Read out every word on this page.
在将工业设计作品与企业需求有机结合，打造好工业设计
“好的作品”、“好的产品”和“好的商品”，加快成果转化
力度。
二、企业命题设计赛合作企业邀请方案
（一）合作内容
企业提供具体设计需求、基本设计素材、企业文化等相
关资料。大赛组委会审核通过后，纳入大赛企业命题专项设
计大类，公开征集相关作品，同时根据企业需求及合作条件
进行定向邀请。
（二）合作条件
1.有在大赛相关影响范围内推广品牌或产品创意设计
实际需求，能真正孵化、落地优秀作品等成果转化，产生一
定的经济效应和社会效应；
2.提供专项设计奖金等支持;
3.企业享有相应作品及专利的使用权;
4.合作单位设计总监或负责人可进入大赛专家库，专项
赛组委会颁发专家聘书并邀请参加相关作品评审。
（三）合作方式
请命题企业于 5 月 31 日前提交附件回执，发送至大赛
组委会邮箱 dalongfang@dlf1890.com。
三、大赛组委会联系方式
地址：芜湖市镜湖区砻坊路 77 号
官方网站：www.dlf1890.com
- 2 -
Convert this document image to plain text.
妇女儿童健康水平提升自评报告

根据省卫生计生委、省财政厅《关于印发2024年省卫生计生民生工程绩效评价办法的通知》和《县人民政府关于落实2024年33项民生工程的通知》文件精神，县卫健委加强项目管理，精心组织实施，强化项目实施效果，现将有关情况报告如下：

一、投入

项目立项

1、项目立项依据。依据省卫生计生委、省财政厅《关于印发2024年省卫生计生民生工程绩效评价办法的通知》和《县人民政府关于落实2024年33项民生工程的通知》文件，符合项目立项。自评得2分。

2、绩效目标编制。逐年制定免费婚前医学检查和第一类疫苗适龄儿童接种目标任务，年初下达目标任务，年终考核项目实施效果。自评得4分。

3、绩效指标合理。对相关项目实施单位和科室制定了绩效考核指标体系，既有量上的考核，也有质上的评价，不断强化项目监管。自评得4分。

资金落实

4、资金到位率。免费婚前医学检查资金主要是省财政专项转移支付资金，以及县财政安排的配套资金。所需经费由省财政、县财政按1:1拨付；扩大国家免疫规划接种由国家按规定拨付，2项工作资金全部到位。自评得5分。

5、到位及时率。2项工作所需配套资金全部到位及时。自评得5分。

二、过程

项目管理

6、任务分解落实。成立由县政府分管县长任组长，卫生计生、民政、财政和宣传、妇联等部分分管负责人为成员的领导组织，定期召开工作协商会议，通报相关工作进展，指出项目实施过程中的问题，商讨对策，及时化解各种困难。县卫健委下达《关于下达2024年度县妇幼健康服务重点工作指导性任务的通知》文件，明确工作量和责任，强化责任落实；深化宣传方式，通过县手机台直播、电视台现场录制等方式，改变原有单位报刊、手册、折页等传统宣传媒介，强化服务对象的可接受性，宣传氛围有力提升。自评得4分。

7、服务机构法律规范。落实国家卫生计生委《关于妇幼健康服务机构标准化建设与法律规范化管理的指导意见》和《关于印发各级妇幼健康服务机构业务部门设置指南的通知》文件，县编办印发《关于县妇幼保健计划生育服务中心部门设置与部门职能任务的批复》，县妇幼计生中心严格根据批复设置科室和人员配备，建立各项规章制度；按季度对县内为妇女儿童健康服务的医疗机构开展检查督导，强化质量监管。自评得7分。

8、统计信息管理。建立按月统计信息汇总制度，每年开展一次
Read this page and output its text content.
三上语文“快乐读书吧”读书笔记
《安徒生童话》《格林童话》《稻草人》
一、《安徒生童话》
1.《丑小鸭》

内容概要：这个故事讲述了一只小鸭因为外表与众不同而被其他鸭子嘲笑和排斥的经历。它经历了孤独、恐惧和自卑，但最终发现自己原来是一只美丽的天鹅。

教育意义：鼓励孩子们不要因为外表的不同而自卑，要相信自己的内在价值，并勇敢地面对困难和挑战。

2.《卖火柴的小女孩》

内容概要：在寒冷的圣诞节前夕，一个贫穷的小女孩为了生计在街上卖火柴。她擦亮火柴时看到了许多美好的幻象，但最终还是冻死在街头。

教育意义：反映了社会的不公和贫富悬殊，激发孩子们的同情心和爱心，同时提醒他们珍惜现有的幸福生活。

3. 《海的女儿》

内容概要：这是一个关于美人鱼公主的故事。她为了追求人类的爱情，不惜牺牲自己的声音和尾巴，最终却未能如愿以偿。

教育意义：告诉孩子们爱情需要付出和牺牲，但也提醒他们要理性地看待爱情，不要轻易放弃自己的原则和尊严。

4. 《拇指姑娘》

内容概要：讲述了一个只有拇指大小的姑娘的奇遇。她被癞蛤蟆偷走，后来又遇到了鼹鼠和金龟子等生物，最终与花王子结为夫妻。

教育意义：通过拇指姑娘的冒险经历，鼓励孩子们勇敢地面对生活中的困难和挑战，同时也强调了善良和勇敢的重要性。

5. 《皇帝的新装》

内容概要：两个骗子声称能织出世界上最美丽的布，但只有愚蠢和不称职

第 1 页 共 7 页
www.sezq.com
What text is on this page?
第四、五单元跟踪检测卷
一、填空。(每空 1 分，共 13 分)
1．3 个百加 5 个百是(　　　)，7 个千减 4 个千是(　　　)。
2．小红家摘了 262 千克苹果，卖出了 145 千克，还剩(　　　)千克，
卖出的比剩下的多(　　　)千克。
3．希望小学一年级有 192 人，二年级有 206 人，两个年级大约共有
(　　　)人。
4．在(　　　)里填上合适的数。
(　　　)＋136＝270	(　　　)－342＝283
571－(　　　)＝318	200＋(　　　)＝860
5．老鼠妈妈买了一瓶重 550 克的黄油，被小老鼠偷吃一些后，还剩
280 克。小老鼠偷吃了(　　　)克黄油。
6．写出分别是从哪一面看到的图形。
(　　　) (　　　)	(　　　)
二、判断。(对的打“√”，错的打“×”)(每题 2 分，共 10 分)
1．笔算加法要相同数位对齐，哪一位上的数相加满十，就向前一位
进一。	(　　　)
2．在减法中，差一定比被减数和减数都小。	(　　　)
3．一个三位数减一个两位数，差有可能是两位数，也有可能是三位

________

▶ [AIM OF THE TASK]: State the count of lines above containing the string "page", and add nothing to it.

▶ [TASK SOLUTION]: 3